Records from a collection
######

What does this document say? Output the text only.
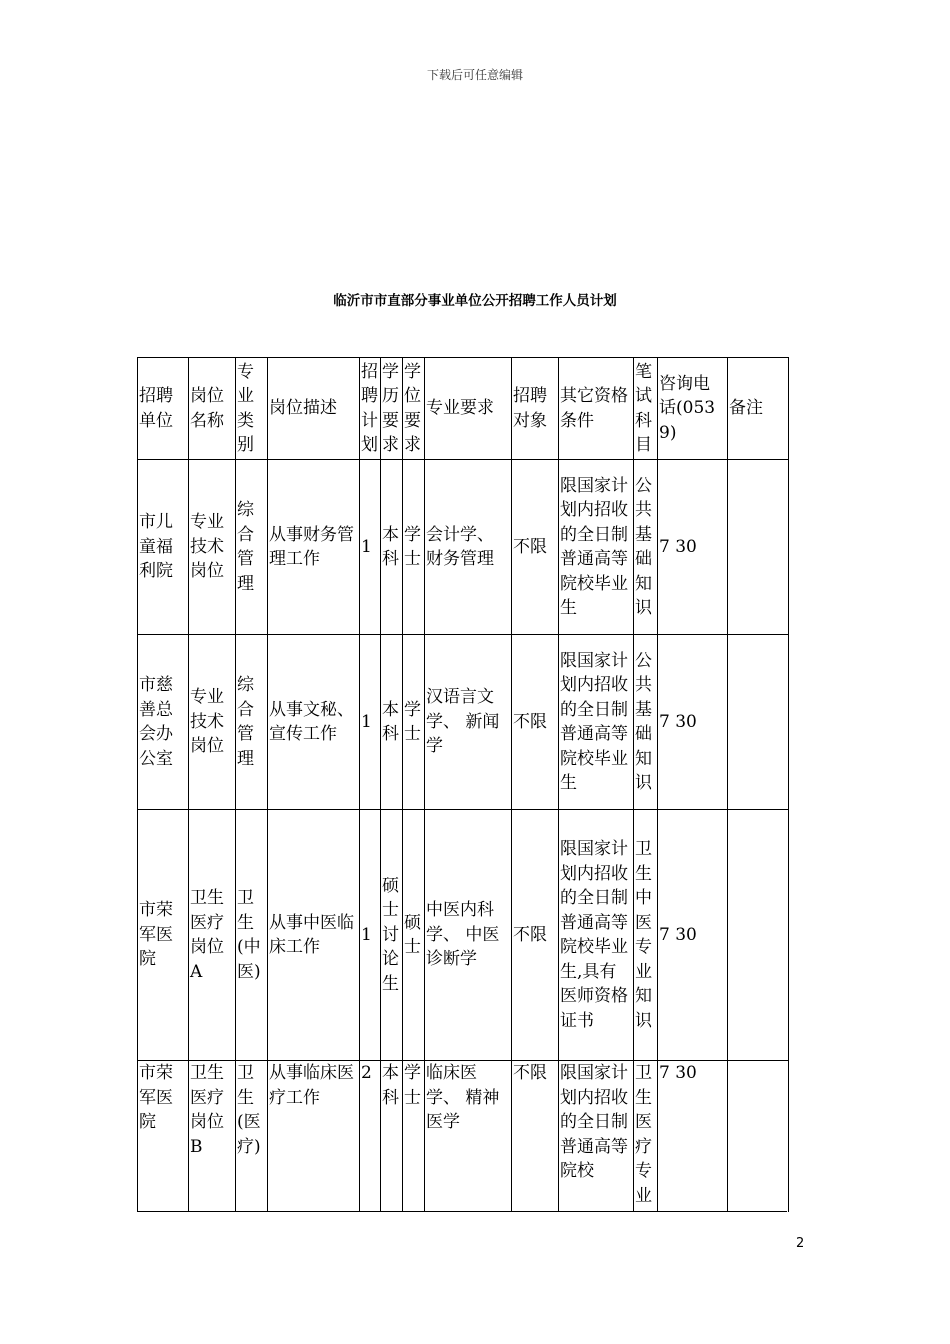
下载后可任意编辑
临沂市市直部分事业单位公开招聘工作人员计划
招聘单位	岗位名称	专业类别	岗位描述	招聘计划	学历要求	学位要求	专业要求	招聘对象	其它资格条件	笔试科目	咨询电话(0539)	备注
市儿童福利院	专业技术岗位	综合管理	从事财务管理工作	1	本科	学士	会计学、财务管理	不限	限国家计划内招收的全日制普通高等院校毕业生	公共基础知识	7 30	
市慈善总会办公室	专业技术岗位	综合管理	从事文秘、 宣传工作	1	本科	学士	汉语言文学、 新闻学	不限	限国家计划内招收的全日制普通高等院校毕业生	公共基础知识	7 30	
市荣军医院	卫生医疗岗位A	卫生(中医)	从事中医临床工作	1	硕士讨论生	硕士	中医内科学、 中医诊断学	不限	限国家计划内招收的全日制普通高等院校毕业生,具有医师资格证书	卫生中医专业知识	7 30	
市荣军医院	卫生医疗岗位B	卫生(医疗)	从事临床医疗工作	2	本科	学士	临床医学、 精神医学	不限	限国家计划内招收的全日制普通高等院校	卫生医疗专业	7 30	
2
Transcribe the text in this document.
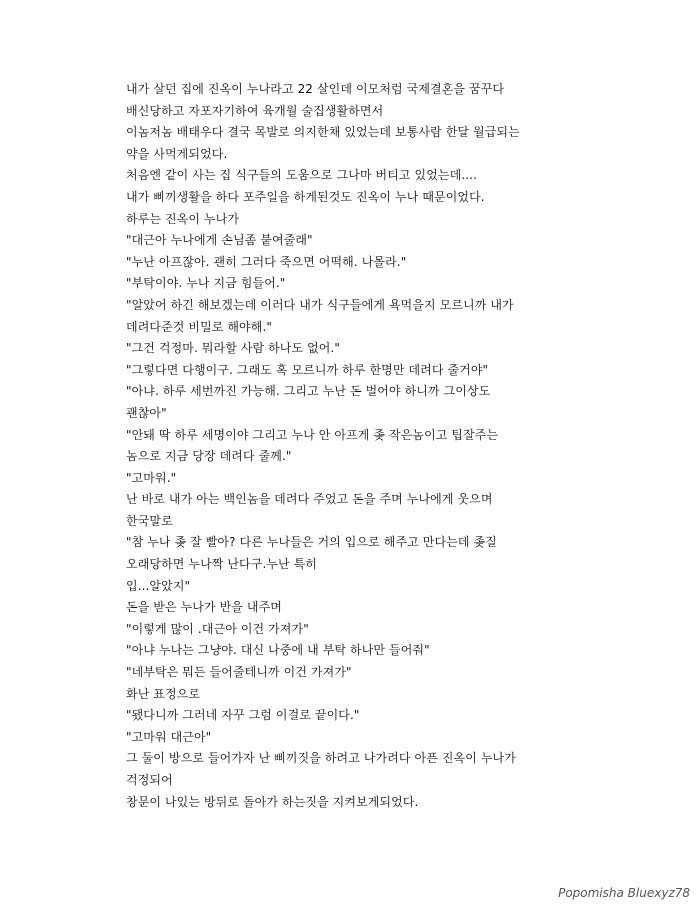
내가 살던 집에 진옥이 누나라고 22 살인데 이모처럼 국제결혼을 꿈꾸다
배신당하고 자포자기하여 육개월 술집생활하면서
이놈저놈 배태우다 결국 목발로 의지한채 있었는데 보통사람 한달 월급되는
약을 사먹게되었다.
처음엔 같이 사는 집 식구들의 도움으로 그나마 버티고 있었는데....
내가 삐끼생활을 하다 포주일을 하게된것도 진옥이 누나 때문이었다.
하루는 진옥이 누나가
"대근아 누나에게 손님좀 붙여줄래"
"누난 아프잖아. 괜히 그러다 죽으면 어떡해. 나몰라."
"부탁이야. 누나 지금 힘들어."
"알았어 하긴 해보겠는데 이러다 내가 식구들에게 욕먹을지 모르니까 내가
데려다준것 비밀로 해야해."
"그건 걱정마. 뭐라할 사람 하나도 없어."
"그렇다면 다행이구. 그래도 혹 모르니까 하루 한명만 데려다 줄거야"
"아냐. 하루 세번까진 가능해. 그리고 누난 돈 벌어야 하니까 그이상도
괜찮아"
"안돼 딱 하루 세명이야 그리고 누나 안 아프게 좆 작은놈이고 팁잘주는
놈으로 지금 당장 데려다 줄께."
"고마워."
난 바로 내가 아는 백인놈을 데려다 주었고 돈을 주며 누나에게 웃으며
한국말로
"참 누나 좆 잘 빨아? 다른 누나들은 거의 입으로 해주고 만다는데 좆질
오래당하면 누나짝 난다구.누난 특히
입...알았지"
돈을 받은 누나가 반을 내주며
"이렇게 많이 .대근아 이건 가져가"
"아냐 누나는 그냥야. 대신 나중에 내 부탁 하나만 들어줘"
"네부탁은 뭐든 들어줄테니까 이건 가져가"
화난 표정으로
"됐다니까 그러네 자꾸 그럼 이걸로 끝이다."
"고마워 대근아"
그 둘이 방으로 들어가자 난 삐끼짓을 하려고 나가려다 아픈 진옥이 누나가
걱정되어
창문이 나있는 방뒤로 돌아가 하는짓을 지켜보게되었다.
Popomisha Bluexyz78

######

Given task » Copy everything in the records above except the pictures, exactly as written.

Solution »
What does this document say? Output the text only.
下载后可任意编辑
临沂市市直部分事业单位公开招聘工作人员计划
招聘单位	岗位名称	专业类别	岗位描述	招聘计划	学历要求	学位要求	专业要求	招聘对象	其它资格条件	笔试科目	咨询电话(0539)	备注
市儿童福利院	专业技术岗位	综合管理	从事财务管理工作	1	本科	学士	会计学、财务管理	不限	限国家计划内招收的全日制普通高等院校毕业生	公共基础知识	7 30	
市慈善总会办公室	专业技术岗位	综合管理	从事文秘、 宣传工作	1	本科	学士	汉语言文学、 新闻学	不限	限国家计划内招收的全日制普通高等院校毕业生	公共基础知识	7 30	
市荣军医院	卫生医疗岗位A	卫生(中医)	从事中医临床工作	1	硕士讨论生	硕士	中医内科学、 中医诊断学	不限	限国家计划内招收的全日制普通高等院校毕业生,具有医师资格证书	卫生中医专业知识	7 30	
市荣军医院	卫生医疗岗位B	卫生(医疗)	从事临床医疗工作	2	本科	学士	临床医学、 精神医学	不限	限国家计划内招收的全日制普通高等院校	卫生医疗专业	7 30	
2
Transcribe the text in this document.
내가 살던 집에 진옥이 누나라고 22 살인데 이모처럼 국제결혼을 꿈꾸다
배신당하고 자포자기하여 육개월 술집생활하면서
이놈저놈 배태우다 결국 목발로 의지한채 있었는데 보통사람 한달 월급되는
약을 사먹게되었다.
처음엔 같이 사는 집 식구들의 도움으로 그나마 버티고 있었는데....
내가 삐끼생활을 하다 포주일을 하게된것도 진옥이 누나 때문이었다.
하루는 진옥이 누나가
"대근아 누나에게 손님좀 붙여줄래"
"누난 아프잖아. 괜히 그러다 죽으면 어떡해. 나몰라."
"부탁이야. 누나 지금 힘들어."
"알았어 하긴 해보겠는데 이러다 내가 식구들에게 욕먹을지 모르니까 내가
데려다준것 비밀로 해야해."
"그건 걱정마. 뭐라할 사람 하나도 없어."
"그렇다면 다행이구. 그래도 혹 모르니까 하루 한명만 데려다 줄거야"
"아냐. 하루 세번까진 가능해. 그리고 누난 돈 벌어야 하니까 그이상도
괜찮아"
"안돼 딱 하루 세명이야 그리고 누나 안 아프게 좆 작은놈이고 팁잘주는
놈으로 지금 당장 데려다 줄께."
"고마워."
난 바로 내가 아는 백인놈을 데려다 주었고 돈을 주며 누나에게 웃으며
한국말로
"참 누나 좆 잘 빨아? 다른 누나들은 거의 입으로 해주고 만다는데 좆질
오래당하면 누나짝 난다구.누난 특히
입...알았지"
돈을 받은 누나가 반을 내주며
"이렇게 많이 .대근아 이건 가져가"
"아냐 누나는 그냥야. 대신 나중에 내 부탁 하나만 들어줘"
"네부탁은 뭐든 들어줄테니까 이건 가져가"
화난 표정으로
"됐다니까 그러네 자꾸 그럼 이걸로 끝이다."
"고마워 대근아"
그 둘이 방으로 들어가자 난 삐끼짓을 하려고 나가려다 아픈 진옥이 누나가
걱정되어
창문이 나있는 방뒤로 돌아가 하는짓을 지켜보게되었다.
Popomisha Bluexyz78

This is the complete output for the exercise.